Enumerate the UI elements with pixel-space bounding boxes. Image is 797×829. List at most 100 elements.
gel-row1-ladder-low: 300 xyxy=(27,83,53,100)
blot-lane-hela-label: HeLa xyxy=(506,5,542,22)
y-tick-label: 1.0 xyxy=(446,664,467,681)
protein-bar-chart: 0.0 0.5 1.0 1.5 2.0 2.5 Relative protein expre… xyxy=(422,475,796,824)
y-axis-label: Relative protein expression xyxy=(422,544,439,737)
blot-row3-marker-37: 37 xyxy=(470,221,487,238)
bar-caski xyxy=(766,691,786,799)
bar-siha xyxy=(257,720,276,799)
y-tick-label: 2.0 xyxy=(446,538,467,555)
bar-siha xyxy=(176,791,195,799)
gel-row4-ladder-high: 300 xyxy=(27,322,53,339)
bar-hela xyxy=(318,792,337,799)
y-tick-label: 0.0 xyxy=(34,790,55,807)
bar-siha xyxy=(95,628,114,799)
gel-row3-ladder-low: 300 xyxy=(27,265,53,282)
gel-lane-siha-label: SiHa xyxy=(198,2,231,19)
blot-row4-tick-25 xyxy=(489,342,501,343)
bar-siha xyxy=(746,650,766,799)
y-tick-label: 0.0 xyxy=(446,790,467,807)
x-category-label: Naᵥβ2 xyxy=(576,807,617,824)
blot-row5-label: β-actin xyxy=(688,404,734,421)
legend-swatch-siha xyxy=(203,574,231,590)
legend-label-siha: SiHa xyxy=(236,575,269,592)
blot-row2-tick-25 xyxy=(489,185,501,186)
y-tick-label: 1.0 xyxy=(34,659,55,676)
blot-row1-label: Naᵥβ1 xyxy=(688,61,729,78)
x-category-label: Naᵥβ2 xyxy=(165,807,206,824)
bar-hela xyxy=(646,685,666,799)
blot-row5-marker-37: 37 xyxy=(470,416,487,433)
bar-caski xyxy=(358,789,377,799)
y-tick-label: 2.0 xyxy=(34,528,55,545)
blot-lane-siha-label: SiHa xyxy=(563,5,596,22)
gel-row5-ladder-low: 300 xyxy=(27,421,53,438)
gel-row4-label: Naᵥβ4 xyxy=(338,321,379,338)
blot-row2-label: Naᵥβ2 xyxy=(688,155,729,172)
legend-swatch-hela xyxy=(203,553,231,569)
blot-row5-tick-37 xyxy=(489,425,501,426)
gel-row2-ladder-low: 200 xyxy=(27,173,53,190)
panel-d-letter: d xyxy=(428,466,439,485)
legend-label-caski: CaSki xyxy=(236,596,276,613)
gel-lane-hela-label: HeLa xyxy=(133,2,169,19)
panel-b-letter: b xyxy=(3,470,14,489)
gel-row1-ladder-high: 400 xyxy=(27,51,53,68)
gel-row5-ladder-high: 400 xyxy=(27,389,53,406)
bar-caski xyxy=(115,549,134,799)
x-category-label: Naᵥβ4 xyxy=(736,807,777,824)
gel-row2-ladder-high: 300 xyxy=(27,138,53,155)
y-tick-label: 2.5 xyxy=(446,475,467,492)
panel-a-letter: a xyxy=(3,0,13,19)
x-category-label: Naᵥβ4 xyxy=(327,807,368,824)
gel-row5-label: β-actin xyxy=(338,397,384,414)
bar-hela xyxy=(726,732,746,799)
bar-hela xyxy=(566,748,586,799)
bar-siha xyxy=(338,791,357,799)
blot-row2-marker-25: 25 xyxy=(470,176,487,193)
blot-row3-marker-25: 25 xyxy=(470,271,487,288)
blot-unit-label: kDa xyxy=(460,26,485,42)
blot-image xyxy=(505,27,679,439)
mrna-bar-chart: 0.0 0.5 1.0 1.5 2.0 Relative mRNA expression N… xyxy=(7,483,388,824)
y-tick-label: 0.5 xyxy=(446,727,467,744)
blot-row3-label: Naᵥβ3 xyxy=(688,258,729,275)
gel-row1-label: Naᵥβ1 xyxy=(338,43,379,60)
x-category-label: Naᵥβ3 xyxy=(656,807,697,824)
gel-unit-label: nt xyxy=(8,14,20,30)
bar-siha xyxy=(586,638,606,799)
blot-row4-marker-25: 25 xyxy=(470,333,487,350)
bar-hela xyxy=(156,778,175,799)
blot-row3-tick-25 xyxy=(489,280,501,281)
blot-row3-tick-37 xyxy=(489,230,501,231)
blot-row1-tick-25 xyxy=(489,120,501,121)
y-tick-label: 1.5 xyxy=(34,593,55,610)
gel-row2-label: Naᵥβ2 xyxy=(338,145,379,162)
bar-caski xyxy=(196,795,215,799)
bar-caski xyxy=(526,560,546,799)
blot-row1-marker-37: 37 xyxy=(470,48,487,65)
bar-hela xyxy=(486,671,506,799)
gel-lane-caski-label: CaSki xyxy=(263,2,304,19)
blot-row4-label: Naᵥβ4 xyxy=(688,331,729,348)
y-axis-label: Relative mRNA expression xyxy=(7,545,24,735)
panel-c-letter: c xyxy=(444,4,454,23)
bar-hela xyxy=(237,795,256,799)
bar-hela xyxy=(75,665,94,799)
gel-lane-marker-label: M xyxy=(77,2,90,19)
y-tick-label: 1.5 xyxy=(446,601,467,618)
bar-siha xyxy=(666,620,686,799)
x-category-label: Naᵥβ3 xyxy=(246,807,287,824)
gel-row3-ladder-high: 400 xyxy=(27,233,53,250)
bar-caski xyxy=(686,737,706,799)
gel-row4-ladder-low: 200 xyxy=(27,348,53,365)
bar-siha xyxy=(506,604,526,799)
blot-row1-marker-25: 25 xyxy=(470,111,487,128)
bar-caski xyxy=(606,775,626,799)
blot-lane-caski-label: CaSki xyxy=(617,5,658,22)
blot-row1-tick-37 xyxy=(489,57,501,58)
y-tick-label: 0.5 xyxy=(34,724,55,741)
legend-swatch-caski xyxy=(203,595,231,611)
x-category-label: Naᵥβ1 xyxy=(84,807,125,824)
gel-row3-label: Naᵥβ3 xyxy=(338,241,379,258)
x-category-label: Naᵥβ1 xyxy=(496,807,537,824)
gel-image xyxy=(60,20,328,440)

——————————

#### TO DO:
Return each full line of the entries that contains the word "mRNA".

#### ANSWER TO THE EXERCISE:
mrna-bar-chart: 0.0 0.5 1.0 1.5 2.0 Relative mRNA expression N… xyxy=(7,483,388,824)
y-axis-label: Relative mRNA expression xyxy=(7,545,24,735)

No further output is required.